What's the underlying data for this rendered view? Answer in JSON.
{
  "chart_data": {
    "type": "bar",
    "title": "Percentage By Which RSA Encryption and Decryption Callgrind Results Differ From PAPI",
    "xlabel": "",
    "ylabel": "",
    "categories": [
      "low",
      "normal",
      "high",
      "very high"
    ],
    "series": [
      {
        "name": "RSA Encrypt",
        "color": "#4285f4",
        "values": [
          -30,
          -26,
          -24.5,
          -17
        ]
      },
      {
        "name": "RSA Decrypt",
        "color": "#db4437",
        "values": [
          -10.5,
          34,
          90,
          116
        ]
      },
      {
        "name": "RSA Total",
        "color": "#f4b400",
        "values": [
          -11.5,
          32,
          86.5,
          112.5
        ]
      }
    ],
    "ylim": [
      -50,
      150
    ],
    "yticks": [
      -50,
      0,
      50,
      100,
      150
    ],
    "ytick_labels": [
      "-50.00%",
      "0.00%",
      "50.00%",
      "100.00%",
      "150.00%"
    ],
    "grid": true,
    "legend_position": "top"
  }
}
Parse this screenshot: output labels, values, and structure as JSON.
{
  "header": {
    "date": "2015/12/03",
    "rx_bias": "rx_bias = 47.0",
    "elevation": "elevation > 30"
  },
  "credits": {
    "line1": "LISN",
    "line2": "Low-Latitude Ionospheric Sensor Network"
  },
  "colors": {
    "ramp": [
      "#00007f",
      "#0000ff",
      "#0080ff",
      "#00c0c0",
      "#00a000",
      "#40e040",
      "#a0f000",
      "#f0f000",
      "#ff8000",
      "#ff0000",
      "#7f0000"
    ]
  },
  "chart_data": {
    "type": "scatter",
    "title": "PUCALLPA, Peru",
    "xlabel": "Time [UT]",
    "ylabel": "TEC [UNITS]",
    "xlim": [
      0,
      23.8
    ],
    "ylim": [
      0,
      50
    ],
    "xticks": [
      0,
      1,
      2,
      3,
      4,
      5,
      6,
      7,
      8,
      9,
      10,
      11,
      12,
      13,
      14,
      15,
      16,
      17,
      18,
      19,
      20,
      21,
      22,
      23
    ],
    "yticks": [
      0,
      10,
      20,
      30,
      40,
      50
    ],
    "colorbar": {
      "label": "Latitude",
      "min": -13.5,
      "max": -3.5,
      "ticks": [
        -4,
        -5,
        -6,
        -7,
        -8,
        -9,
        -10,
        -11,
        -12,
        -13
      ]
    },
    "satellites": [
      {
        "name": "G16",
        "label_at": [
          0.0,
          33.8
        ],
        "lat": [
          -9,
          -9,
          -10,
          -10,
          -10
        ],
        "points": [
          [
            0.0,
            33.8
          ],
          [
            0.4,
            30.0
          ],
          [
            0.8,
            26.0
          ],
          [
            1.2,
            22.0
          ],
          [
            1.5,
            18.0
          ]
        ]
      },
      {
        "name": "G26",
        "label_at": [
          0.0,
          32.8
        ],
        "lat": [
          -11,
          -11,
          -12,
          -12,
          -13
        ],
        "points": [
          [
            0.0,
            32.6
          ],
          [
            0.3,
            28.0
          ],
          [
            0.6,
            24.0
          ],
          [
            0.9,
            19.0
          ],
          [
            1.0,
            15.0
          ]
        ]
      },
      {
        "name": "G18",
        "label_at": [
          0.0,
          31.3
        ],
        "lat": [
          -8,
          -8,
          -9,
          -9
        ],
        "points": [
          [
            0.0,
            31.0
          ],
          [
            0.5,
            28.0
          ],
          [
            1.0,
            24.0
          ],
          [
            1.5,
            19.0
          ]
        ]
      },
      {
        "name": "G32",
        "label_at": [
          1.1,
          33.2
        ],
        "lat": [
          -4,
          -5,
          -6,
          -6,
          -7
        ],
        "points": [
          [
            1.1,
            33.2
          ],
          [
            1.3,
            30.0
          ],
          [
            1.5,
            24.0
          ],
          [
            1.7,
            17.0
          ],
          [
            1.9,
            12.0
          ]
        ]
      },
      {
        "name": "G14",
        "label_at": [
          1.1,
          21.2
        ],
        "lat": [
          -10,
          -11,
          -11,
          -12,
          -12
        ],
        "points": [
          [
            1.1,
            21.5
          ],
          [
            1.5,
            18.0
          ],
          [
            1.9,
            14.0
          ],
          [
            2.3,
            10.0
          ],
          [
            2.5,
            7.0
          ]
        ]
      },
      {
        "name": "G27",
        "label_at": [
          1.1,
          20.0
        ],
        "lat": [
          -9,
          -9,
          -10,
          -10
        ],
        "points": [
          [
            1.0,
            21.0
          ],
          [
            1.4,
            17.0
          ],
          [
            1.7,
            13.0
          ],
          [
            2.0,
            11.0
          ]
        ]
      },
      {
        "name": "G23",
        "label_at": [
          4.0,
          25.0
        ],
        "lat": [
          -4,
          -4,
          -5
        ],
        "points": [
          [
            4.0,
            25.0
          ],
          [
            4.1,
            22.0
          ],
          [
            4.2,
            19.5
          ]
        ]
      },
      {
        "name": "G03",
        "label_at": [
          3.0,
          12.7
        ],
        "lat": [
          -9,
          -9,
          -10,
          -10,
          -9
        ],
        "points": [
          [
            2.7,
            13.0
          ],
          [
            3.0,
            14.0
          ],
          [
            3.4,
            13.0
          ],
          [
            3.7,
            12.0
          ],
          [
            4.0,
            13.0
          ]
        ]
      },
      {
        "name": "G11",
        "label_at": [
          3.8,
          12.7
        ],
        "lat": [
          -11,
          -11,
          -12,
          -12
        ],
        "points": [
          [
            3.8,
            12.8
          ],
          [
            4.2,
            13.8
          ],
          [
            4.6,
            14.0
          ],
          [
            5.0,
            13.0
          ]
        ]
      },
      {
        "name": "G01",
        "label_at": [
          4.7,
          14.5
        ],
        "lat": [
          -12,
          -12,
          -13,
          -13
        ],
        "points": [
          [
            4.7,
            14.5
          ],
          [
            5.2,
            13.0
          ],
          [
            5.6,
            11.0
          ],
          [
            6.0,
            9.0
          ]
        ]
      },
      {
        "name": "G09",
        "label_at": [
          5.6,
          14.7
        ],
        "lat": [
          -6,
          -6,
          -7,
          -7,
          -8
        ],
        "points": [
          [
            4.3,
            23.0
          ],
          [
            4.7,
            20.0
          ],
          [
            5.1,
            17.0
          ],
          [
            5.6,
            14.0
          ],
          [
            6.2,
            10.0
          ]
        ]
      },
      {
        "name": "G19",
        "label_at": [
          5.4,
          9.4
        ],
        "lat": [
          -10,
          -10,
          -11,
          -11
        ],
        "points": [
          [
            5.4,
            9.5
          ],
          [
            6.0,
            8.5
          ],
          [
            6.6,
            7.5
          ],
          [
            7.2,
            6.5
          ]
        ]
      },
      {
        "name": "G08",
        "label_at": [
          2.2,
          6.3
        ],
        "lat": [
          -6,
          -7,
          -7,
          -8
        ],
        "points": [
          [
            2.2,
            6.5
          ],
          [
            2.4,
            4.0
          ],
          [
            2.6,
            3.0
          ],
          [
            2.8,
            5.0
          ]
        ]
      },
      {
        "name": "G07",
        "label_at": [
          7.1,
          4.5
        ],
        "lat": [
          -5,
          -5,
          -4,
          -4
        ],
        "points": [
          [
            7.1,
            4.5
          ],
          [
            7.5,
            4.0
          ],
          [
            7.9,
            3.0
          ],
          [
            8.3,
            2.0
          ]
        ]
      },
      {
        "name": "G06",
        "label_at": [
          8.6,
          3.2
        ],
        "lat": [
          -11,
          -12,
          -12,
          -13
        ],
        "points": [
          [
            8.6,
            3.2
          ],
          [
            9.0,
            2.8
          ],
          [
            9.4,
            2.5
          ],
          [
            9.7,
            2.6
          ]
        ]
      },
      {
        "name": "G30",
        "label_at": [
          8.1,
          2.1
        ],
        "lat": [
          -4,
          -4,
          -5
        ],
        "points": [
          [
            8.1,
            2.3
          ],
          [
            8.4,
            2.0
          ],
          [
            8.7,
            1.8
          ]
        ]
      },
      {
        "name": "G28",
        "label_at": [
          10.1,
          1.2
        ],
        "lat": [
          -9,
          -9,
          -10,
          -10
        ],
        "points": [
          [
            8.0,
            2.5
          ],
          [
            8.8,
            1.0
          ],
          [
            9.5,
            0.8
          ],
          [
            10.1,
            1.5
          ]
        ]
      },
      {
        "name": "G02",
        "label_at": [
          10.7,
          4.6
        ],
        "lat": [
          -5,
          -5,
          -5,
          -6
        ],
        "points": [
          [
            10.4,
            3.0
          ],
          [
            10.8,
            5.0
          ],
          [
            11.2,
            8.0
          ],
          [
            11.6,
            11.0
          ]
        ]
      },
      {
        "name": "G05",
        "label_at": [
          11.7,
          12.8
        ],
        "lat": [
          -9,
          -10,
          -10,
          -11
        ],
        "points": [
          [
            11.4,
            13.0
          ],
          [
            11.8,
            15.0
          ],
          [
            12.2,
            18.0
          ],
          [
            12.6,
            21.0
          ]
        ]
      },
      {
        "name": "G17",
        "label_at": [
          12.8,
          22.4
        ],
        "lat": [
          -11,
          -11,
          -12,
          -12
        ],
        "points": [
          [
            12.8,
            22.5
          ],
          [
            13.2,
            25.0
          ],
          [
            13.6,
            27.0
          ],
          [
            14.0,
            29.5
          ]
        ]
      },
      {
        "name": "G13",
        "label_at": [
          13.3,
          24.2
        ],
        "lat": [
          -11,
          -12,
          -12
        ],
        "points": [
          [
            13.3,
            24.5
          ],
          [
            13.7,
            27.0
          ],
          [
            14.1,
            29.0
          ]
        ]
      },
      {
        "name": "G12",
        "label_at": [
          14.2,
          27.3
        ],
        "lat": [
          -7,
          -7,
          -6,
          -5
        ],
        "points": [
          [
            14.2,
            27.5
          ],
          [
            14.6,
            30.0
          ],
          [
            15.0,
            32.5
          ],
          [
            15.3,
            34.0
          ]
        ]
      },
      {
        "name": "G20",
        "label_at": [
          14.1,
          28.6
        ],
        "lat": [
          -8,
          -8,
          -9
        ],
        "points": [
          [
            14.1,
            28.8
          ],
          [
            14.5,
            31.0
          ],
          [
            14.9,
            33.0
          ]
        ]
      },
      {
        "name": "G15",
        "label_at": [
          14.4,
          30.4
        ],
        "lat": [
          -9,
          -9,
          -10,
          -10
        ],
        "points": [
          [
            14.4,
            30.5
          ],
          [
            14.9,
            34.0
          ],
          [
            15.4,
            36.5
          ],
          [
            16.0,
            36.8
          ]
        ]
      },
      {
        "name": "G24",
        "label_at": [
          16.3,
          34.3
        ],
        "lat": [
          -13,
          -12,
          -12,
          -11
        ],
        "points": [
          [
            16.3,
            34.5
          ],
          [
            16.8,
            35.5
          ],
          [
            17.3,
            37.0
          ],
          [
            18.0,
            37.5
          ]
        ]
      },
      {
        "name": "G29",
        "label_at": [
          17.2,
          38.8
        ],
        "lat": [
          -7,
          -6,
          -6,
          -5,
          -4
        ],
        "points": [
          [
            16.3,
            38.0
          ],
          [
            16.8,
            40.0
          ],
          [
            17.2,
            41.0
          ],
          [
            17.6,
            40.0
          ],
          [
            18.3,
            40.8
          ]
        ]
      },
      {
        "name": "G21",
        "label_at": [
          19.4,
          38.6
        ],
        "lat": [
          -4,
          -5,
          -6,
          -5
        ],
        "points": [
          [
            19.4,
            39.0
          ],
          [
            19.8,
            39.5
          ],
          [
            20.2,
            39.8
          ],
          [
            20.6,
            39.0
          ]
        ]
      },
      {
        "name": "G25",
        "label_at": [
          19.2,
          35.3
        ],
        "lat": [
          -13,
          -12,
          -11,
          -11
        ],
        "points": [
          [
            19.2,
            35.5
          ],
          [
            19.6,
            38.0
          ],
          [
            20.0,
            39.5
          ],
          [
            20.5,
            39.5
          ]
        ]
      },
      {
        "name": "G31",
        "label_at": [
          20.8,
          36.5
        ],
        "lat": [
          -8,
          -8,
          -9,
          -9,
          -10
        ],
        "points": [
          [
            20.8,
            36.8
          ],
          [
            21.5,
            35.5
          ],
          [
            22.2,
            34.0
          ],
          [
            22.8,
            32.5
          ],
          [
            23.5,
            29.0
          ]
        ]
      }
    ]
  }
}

◆ ◆ ◆ ◆

» **Exercise brief**
Of the lines in the records, how many contain the word "title"? Answer with the number and nothing else.

» **Solution**
2